━━━━━ Text segment
Setting the Stage for Obsolescence
Two recent cases lay out the groundwork for the obsolescence
of environmental common law.
North Carolina v. Tennessee Valley Authority
In 2010 the U.S. Court of Appeals for the Fourth Circuit
decided North Carolina v. Tennessee
Valley Authority, finding preemption of state common law by the Clean Air
Act (CAA) and reversing the trial court’s finding that emissions from four
Tennessee Valley Authority (TVA) power plants in nearby states constituted a
public nuisance to residents of North Carolina.[14] The Fourth Circuit found that the trial court’s ruling was flawed for
several reasons, as follows.
The Tennessee Valley Authority's Paradise Power Plant in Kentucky. Photo credit to TVA Web Team.
First, the trial court’s
injunction, if allowed to stand, would “encourage courts to use vague public
nuisance standards to scuttle the nation’s carefully created
system for accommodating the need for energy production and the need for clean
air.”[15]
“The result,” the Fourth Circuit went on to say,
“would be a balkanization of clean air regulations and a confused patchwork of
standards, to the detriment of industry and the environment alike.”[16]
It had long been true that federal
common law as applied to environmental cases was on life support. After International Paper Co. v. Ouellette,[17]
federal statutes often preempt air and water emissions
claims seeking injunctive relief based on the common law. However the Fourth
Circuit’s decision in North Carolina v.
TVA went one step further, holding that the regulatory regime preempts
common law claims made under source state law[18]
that would undermine its purpose. While the court said it “need not hold flatly
that Congress has entirely preempted the field of emissions regulation,”[19]
its decision, in effect, did exactly that.
This decision has enormous
implications for environmental litigation. It suggests that federal preemption
is conceivable in every type of common law air and water emissions case. More
importantly, it opens the door for defendants to convincingly argue preemption
in other types of environmental common law cases and gives them the ammunition
of an intelligent opinion from a well-respected court.
━━━━━━━━━━
━━━━━ Source material
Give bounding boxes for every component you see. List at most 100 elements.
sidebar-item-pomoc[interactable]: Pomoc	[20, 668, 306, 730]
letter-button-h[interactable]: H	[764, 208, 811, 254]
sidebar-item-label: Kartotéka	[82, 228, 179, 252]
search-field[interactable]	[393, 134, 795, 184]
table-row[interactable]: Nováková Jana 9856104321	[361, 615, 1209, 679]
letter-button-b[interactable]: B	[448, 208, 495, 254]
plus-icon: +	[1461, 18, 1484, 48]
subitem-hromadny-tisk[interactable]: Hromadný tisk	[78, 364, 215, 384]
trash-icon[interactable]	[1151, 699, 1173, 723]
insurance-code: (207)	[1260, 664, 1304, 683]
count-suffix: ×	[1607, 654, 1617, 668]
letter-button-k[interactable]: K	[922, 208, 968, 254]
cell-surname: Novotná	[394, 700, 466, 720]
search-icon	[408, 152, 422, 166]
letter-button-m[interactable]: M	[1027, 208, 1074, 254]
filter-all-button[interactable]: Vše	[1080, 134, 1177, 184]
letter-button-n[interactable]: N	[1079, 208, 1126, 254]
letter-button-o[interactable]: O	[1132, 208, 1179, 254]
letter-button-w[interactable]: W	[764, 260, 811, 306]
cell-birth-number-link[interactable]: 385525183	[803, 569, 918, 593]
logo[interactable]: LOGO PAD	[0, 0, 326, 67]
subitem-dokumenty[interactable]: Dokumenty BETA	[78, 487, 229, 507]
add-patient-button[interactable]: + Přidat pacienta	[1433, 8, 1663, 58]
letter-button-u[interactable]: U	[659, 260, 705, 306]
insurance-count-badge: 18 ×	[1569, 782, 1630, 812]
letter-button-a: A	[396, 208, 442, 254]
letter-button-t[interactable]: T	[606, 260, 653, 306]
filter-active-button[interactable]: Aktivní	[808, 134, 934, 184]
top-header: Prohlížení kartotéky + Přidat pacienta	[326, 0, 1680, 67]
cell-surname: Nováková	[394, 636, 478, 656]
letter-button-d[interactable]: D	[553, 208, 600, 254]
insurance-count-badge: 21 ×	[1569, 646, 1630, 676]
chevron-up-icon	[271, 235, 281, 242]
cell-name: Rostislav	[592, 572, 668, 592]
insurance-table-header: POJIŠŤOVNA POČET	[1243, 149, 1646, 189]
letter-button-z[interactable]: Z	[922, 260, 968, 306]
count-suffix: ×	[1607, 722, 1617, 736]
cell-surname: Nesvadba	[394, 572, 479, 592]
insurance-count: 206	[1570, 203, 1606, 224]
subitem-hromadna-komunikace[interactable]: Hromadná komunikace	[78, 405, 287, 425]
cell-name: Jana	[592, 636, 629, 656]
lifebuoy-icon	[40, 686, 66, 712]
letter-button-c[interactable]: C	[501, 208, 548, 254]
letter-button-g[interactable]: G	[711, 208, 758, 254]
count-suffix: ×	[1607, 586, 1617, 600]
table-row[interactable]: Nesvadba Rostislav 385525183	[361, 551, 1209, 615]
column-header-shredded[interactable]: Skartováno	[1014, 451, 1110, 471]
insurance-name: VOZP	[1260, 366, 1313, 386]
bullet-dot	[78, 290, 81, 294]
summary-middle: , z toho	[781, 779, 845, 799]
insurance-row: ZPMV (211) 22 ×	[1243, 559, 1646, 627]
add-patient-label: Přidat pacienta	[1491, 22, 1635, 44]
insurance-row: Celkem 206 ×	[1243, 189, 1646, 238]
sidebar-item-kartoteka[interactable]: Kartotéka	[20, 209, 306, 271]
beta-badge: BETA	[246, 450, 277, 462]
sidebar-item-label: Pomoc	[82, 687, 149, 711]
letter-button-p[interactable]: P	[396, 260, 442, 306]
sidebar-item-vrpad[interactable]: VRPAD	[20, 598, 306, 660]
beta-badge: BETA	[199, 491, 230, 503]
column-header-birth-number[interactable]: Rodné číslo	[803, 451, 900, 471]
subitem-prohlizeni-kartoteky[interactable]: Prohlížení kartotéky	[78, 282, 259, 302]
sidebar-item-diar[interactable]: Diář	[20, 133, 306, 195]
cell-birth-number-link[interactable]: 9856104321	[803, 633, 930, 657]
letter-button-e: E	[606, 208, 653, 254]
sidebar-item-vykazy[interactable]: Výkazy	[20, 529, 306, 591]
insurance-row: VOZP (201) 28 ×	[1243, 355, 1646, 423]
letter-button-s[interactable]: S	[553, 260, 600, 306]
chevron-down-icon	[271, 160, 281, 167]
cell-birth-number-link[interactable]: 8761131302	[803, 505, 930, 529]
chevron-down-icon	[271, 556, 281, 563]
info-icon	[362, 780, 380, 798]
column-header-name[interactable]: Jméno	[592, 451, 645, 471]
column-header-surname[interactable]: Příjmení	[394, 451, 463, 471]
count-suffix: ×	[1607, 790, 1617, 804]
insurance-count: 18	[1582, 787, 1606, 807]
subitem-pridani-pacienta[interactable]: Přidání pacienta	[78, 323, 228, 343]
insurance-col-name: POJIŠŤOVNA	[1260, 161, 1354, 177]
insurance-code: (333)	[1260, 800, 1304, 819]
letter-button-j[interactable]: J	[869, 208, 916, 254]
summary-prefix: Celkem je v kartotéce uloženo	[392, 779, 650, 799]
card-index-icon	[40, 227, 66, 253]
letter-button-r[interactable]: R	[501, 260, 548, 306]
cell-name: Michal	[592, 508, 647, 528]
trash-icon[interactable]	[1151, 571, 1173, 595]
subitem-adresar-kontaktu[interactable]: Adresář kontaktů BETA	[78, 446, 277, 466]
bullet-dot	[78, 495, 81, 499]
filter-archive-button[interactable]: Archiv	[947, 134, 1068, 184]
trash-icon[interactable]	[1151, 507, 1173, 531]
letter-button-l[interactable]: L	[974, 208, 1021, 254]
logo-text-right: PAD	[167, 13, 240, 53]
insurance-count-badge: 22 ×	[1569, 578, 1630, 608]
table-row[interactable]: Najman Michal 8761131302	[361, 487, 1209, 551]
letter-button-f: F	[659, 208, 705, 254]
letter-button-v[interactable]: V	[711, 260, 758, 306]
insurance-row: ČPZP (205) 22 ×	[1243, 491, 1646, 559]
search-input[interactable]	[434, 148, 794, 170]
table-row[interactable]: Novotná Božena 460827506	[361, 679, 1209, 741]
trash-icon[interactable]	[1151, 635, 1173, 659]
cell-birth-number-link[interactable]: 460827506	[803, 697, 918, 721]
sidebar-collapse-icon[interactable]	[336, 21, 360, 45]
━━━━━━━━━━
* [Exercise aim]: Can you sum up the text on North Carolina v. Tennessee Valley Authority in two sentences?

* [Result of the task]: In 2010 the Fourth Circuit decided North Carolina v. Tennessee Valley Authority, finding that the Clean Air Act preempted state common law and reversing the trial court's finding that emissions from four TVA power plants in nearby states were a public nuisance to North Carolina residents. The decision went a step beyond earlier preemption by holding that the regulatory regime preempts common law claims under source state law that would undermine its purpose, which suggests that federal preemption is conceivable in every type of common law air and water emissions case.